== Data to process
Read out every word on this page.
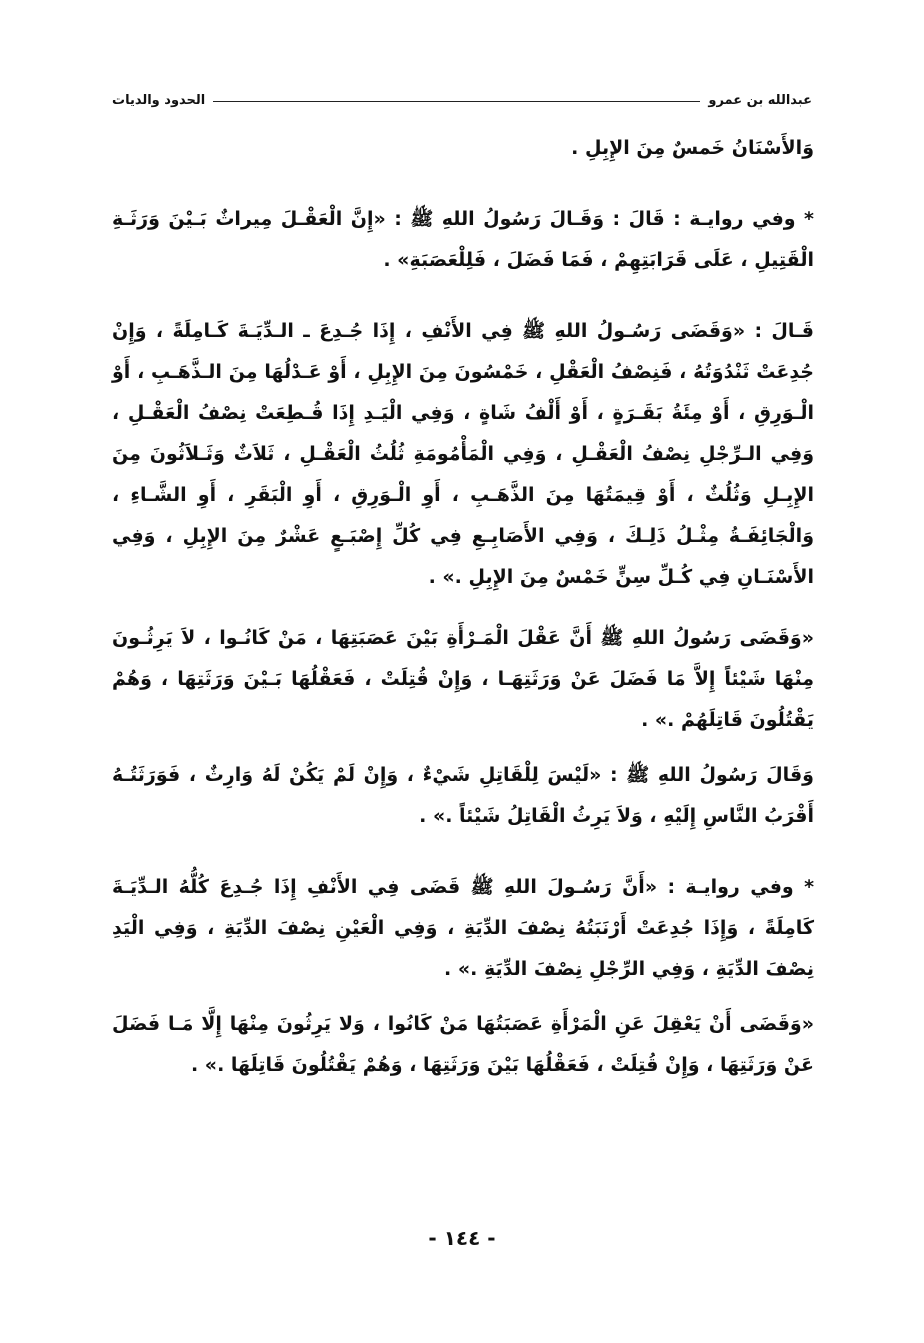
الحدود والديات	عبدالله بن عمرو

وَالأَسْنَانُ خَمسٌ مِنَ الإِبِلِ .

* وفي روايـة : قَالَ : وَقَـالَ رَسُولُ اللهِ ﷺ : «إِنَّ الْعَقْـلَ مِيراثٌ بَـيْنَ وَرَثَـةِ الْقَتِيلِ ، عَلَى قَرَابَتِهِمْ ، فَمَا فَضَلَ ، فَلِلْعَصَبَةِ» .

قَـالَ : «وَقَضَى رَسُـولُ اللهِ ﷺ فِي الأَنْفِ ، إِذَا جُـدِعَ ـ الـدِّيَـةَ كَـامِلَةً ، وَإِنْ جُدِعَتْ ثَنْدُوَتُهُ ، فَنِصْفُ الْعَقْلِ ، خَمْسُونَ مِنَ الإِبِلِ ، أَوْ عَـدْلُهَا مِنَ الـذَّهَـبِ ، أَوْ الْـوَرِقِ ، أَوْ مِئَةُ بَقَـرَةٍ ، أَوْ أَلْفُ شَاةٍ ، وَفِي الْيَـدِ إِذَا قُـطِعَتْ نِصْفُ الْعَقْـلِ ، وَفِي الـرِّجْلِ نِصْفُ الْعَقْـلِ ، وَفِي الْمَأْمُومَةِ ثُلُثُ الْعَقْـلِ ، ثَلاَثٌ وَثَـلاَثُونَ مِنَ الإِبِـلِ وَثُلُثٌ ، أَوْ قِيمَتُهَا مِنَ الذَّهَـبِ ، أَوِ الْـوَرِقِ ، أَوِ الْبَقَرِ ، أَوِ الشَّـاءِ ، وَالْجَائِفَـةُ مِثْـلُ ذَلِـكَ ، وَفِي الأَصَابِـعِ فِي كُلِّ إِصْبَـعٍ عَشْرٌ مِنَ الإِبِلِ ، وَفِي الأَسْنَـانِ فِي كُـلِّ سِنٍّ خَمْسٌ مِنَ الإِبِلِ .» .

«وَقَضَى رَسُولُ اللهِ ﷺ أَنَّ عَقْلَ الْمَـرْأَةِ بَيْنَ عَصَبَتِهَا ، مَنْ كَانُـوا ، لاَ يَرِثُـونَ مِنْهَا شَيْئاً إِلاَّ مَا فَضَلَ عَنْ وَرَثَتِهَـا ، وَإِنْ قُتِلَتْ ، فَعَقْلُهَا بَـيْنَ وَرَثَتِهَا ، وَهُمْ يَقْتُلُونَ قَاتِلَهُمْ .» .

وَقَالَ رَسُولُ اللهِ ﷺ : «لَيْسَ لِلْقَاتِلِ شَيْءٌ ، وَإِنْ لَمْ يَكُنْ لَهُ وَارِثٌ ، فَوَرَثَتُـهُ أَقْرَبُ النَّاسِ إِلَيْهِ ، وَلاَ يَرِثُ الْقَاتِلُ شَيْئاً .» .

* وفي روايـة : «أَنَّ رَسُـولَ اللهِ ﷺ قَضَى فِي الأَنْفِ إِذَا جُـدِعَ كُلُّهُ الـدِّيَـةَ كَامِلَةً ، وَإِذَا جُدِعَتْ أَرْنَبَتُهُ نِصْفَ الدِّيَةِ ، وَفِي الْعَيْنِ نِصْفَ الدِّيَةِ ، وَفِي الْيَدِ نِصْفَ الدِّيَةِ ، وَفِي الرِّجْلِ نِصْفَ الدِّيَةِ .» .

«وَقَضَى أَنْ يَعْقِلَ عَنِ الْمَرْأَةِ عَصَبَتُهَا مَنْ كَانُوا ، وَلا يَرِثُونَ مِنْهَا إِلَّا مَـا فَضَلَ عَنْ وَرَثَتِهَا ، وَإِنْ قُتِلَتْ ، فَعَقْلُهَا بَيْنَ وَرَثَتِهَا ، وَهُمْ يَقْتُلُونَ قَاتِلَهَا .» .

- ١٤٤ -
====
Give an exact copy of the material, leaving out every picture.

→ **Solution for this task**
Read out every word on this page.
الحدود والديات	عبدالله بن عمرو

وَالأَسْنَانُ خَمسٌ مِنَ الإِبِلِ .

* وفي روايـة : قَالَ : وَقَـالَ رَسُولُ اللهِ ﷺ : «إِنَّ الْعَقْـلَ مِيراثٌ بَـيْنَ وَرَثَـةِ الْقَتِيلِ ، عَلَى قَرَابَتِهِمْ ، فَمَا فَضَلَ ، فَلِلْعَصَبَةِ» .

قَـالَ : «وَقَضَى رَسُـولُ اللهِ ﷺ فِي الأَنْفِ ، إِذَا جُـدِعَ ـ الـدِّيَـةَ كَـامِلَةً ، وَإِنْ جُدِعَتْ ثَنْدُوَتُهُ ، فَنِصْفُ الْعَقْلِ ، خَمْسُونَ مِنَ الإِبِلِ ، أَوْ عَـدْلُهَا مِنَ الـذَّهَـبِ ، أَوْ الْـوَرِقِ ، أَوْ مِئَةُ بَقَـرَةٍ ، أَوْ أَلْفُ شَاةٍ ، وَفِي الْيَـدِ إِذَا قُـطِعَتْ نِصْفُ الْعَقْـلِ ، وَفِي الـرِّجْلِ نِصْفُ الْعَقْـلِ ، وَفِي الْمَأْمُومَةِ ثُلُثُ الْعَقْـلِ ، ثَلاَثٌ وَثَـلاَثُونَ مِنَ الإِبِـلِ وَثُلُثٌ ، أَوْ قِيمَتُهَا مِنَ الذَّهَـبِ ، أَوِ الْـوَرِقِ ، أَوِ الْبَقَرِ ، أَوِ الشَّـاءِ ، وَالْجَائِفَـةُ مِثْـلُ ذَلِـكَ ، وَفِي الأَصَابِـعِ فِي كُلِّ إِصْبَـعٍ عَشْرٌ مِنَ الإِبِلِ ، وَفِي الأَسْنَـانِ فِي كُـلِّ سِنٍّ خَمْسٌ مِنَ الإِبِلِ .» .

«وَقَضَى رَسُولُ اللهِ ﷺ أَنَّ عَقْلَ الْمَـرْأَةِ بَيْنَ عَصَبَتِهَا ، مَنْ كَانُـوا ، لاَ يَرِثُـونَ مِنْهَا شَيْئاً إِلاَّ مَا فَضَلَ عَنْ وَرَثَتِهَـا ، وَإِنْ قُتِلَتْ ، فَعَقْلُهَا بَـيْنَ وَرَثَتِهَا ، وَهُمْ يَقْتُلُونَ قَاتِلَهُمْ .» .

وَقَالَ رَسُولُ اللهِ ﷺ : «لَيْسَ لِلْقَاتِلِ شَيْءٌ ، وَإِنْ لَمْ يَكُنْ لَهُ وَارِثٌ ، فَوَرَثَتُـهُ أَقْرَبُ النَّاسِ إِلَيْهِ ، وَلاَ يَرِثُ الْقَاتِلُ شَيْئاً .» .

* وفي روايـة : «أَنَّ رَسُـولَ اللهِ ﷺ قَضَى فِي الأَنْفِ إِذَا جُـدِعَ كُلُّهُ الـدِّيَـةَ كَامِلَةً ، وَإِذَا جُدِعَتْ أَرْنَبَتُهُ نِصْفَ الدِّيَةِ ، وَفِي الْعَيْنِ نِصْفَ الدِّيَةِ ، وَفِي الْيَدِ نِصْفَ الدِّيَةِ ، وَفِي الرِّجْلِ نِصْفَ الدِّيَةِ .» .

«وَقَضَى أَنْ يَعْقِلَ عَنِ الْمَرْأَةِ عَصَبَتُهَا مَنْ كَانُوا ، وَلا يَرِثُونَ مِنْهَا إِلَّا مَـا فَضَلَ عَنْ وَرَثَتِهَا ، وَإِنْ قُتِلَتْ ، فَعَقْلُهَا بَيْنَ وَرَثَتِهَا ، وَهُمْ يَقْتُلُونَ قَاتِلَهَا .» .

- ١٤٤ -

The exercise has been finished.